-- start of Supplied material --

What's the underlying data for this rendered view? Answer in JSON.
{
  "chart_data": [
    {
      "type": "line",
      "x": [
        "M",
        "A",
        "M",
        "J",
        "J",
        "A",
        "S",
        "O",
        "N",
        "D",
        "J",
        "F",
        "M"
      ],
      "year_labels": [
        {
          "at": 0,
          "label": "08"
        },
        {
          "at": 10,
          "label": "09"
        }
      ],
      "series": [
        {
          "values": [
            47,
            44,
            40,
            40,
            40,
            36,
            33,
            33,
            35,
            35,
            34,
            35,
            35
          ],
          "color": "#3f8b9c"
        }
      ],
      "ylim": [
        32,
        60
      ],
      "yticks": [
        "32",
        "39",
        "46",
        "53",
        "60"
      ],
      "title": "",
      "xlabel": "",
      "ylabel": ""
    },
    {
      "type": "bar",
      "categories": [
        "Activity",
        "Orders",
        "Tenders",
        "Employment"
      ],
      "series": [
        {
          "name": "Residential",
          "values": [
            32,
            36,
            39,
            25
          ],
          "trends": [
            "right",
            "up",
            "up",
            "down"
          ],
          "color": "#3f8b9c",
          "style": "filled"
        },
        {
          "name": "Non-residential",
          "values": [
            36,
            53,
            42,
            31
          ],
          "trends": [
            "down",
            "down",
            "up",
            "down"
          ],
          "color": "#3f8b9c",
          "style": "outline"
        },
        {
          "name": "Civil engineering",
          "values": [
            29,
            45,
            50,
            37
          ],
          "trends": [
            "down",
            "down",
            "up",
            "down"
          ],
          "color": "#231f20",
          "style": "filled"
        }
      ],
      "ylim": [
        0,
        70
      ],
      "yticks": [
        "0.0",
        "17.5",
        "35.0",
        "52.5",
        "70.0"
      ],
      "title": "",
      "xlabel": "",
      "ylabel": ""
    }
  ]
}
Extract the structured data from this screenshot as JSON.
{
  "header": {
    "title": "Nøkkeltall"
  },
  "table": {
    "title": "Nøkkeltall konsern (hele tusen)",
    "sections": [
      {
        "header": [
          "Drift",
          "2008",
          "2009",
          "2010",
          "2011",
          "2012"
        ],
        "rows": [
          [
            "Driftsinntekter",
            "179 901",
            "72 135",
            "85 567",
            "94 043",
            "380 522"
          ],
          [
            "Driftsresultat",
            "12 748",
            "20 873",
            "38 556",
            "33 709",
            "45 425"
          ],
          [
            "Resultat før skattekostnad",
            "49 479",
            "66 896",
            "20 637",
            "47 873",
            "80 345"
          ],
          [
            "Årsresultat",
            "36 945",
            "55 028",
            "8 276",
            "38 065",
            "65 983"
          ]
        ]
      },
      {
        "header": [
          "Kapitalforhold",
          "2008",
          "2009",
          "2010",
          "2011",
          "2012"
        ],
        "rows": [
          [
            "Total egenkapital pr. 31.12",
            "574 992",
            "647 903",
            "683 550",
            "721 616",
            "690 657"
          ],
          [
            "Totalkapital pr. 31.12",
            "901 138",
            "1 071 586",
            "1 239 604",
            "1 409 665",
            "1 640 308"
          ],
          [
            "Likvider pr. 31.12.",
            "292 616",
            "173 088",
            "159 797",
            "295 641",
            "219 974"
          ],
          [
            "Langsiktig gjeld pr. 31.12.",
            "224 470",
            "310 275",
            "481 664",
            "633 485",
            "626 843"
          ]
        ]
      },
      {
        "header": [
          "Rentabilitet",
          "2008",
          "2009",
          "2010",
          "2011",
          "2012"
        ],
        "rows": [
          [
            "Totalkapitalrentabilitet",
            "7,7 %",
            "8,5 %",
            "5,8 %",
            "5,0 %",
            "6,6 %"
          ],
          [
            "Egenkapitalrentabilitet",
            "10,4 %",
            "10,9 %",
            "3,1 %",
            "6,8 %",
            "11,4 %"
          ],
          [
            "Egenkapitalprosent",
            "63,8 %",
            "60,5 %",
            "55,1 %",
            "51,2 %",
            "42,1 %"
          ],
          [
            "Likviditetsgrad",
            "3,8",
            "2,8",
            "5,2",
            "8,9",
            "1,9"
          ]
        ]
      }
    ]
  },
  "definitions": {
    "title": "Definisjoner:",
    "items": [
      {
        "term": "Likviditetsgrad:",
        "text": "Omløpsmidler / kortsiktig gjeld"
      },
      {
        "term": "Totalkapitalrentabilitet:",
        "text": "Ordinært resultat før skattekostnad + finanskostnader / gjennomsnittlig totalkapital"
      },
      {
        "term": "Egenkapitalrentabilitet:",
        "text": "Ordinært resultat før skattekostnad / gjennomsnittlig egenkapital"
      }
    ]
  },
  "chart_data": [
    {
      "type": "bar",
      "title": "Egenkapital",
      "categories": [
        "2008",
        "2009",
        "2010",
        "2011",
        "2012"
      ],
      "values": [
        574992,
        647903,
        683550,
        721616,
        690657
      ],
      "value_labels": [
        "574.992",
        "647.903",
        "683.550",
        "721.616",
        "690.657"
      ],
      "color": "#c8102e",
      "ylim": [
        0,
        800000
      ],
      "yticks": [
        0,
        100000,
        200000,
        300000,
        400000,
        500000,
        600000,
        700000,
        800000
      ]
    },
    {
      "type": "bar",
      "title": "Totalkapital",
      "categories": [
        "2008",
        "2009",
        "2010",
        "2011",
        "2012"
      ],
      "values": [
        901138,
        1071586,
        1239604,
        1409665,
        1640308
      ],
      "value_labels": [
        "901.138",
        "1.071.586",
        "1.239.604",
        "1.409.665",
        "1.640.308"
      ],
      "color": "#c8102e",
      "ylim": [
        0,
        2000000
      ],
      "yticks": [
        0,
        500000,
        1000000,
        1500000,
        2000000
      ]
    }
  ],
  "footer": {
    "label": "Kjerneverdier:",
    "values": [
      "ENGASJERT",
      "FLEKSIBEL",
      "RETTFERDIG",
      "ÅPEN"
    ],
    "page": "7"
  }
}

-- end of Supplied material --

Make an exact copy of the records.

What's the underlying data for this rendered view? Answer in JSON.
{
  "chart_data": [
    {
      "type": "line",
      "x": [
        "M",
        "A",
        "M",
        "J",
        "J",
        "A",
        "S",
        "O",
        "N",
        "D",
        "J",
        "F",
        "M"
      ],
      "year_labels": [
        {
          "at": 0,
          "label": "08"
        },
        {
          "at": 10,
          "label": "09"
        }
      ],
      "series": [
        {
          "values": [
            47,
            44,
            40,
            40,
            40,
            36,
            33,
            33,
            35,
            35,
            34,
            35,
            35
          ],
          "color": "#3f8b9c"
        }
      ],
      "ylim": [
        32,
        60
      ],
      "yticks": [
        "32",
        "39",
        "46",
        "53",
        "60"
      ],
      "title": "",
      "xlabel": "",
      "ylabel": ""
    },
    {
      "type": "bar",
      "categories": [
        "Activity",
        "Orders",
        "Tenders",
        "Employment"
      ],
      "series": [
        {
          "name": "Residential",
          "values": [
            32,
            36,
            39,
            25
          ],
          "trends": [
            "right",
            "up",
            "up",
            "down"
          ],
          "color": "#3f8b9c",
          "style": "filled"
        },
        {
          "name": "Non-residential",
          "values": [
            36,
            53,
            42,
            31
          ],
          "trends": [
            "down",
            "down",
            "up",
            "down"
          ],
          "color": "#3f8b9c",
          "style": "outline"
        },
        {
          "name": "Civil engineering",
          "values": [
            29,
            45,
            50,
            37
          ],
          "trends": [
            "down",
            "down",
            "up",
            "down"
          ],
          "color": "#231f20",
          "style": "filled"
        }
      ],
      "ylim": [
        0,
        70
      ],
      "yticks": [
        "0.0",
        "17.5",
        "35.0",
        "52.5",
        "70.0"
      ],
      "title": "",
      "xlabel": "",
      "ylabel": ""
    }
  ]
}
Extract the structured data from this screenshot as JSON.
{
  "header": {
    "title": "Nøkkeltall"
  },
  "table": {
    "title": "Nøkkeltall konsern (hele tusen)",
    "sections": [
      {
        "header": [
          "Drift",
          "2008",
          "2009",
          "2010",
          "2011",
          "2012"
        ],
        "rows": [
          [
            "Driftsinntekter",
            "179 901",
            "72 135",
            "85 567",
            "94 043",
            "380 522"
          ],
          [
            "Driftsresultat",
            "12 748",
            "20 873",
            "38 556",
            "33 709",
            "45 425"
          ],
          [
            "Resultat før skattekostnad",
            "49 479",
            "66 896",
            "20 637",
            "47 873",
            "80 345"
          ],
          [
            "Årsresultat",
            "36 945",
            "55 028",
            "8 276",
            "38 065",
            "65 983"
          ]
        ]
      },
      {
        "header": [
          "Kapitalforhold",
          "2008",
          "2009",
          "2010",
          "2011",
          "2012"
        ],
        "rows": [
          [
            "Total egenkapital pr. 31.12",
            "574 992",
            "647 903",
            "683 550",
            "721 616",
            "690 657"
          ],
          [
            "Totalkapital pr. 31.12",
            "901 138",
            "1 071 586",
            "1 239 604",
            "1 409 665",
            "1 640 308"
          ],
          [
            "Likvider pr. 31.12.",
            "292 616",
            "173 088",
            "159 797",
            "295 641",
            "219 974"
          ],
          [
            "Langsiktig gjeld pr. 31.12.",
            "224 470",
            "310 275",
            "481 664",
            "633 485",
            "626 843"
          ]
        ]
      },
      {
        "header": [
          "Rentabilitet",
          "2008",
          "2009",
          "2010",
          "2011",
          "2012"
        ],
        "rows": [
          [
            "Totalkapitalrentabilitet",
            "7,7 %",
            "8,5 %",
            "5,8 %",
            "5,0 %",
            "6,6 %"
          ],
          [
            "Egenkapitalrentabilitet",
            "10,4 %",
            "10,9 %",
            "3,1 %",
            "6,8 %",
            "11,4 %"
          ],
          [
            "Egenkapitalprosent",
            "63,8 %",
            "60,5 %",
            "55,1 %",
            "51,2 %",
            "42,1 %"
          ],
          [
            "Likviditetsgrad",
            "3,8",
            "2,8",
            "5,2",
            "8,9",
            "1,9"
          ]
        ]
      }
    ]
  },
  "definitions": {
    "title": "Definisjoner:",
    "items": [
      {
        "term": "Likviditetsgrad:",
        "text": "Omløpsmidler / kortsiktig gjeld"
      },
      {
        "term": "Totalkapitalrentabilitet:",
        "text": "Ordinært resultat før skattekostnad + finanskostnader / gjennomsnittlig totalkapital"
      },
      {
        "term": "Egenkapitalrentabilitet:",
        "text": "Ordinært resultat før skattekostnad / gjennomsnittlig egenkapital"
      }
    ]
  },
  "chart_data": [
    {
      "type": "bar",
      "title": "Egenkapital",
      "categories": [
        "2008",
        "2009",
        "2010",
        "2011",
        "2012"
      ],
      "values": [
        574992,
        647903,
        683550,
        721616,
        690657
      ],
      "value_labels": [
        "574.992",
        "647.903",
        "683.550",
        "721.616",
        "690.657"
      ],
      "color": "#c8102e",
      "ylim": [
        0,
        800000
      ],
      "yticks": [
        0,
        100000,
        200000,
        300000,
        400000,
        500000,
        600000,
        700000,
        800000
      ]
    },
    {
      "type": "bar",
      "title": "Totalkapital",
      "categories": [
        "2008",
        "2009",
        "2010",
        "2011",
        "2012"
      ],
      "values": [
        901138,
        1071586,
        1239604,
        1409665,
        1640308
      ],
      "value_labels": [
        "901.138",
        "1.071.586",
        "1.239.604",
        "1.409.665",
        "1.640.308"
      ],
      "color": "#c8102e",
      "ylim": [
        0,
        2000000
      ],
      "yticks": [
        0,
        500000,
        1000000,
        1500000,
        2000000
      ]
    }
  ],
  "footer": {
    "label": "Kjerneverdier:",
    "values": [
      "ENGASJERT",
      "FLEKSIBEL",
      "RETTFERDIG",
      "ÅPEN"
    ],
    "page": "7"
  }
}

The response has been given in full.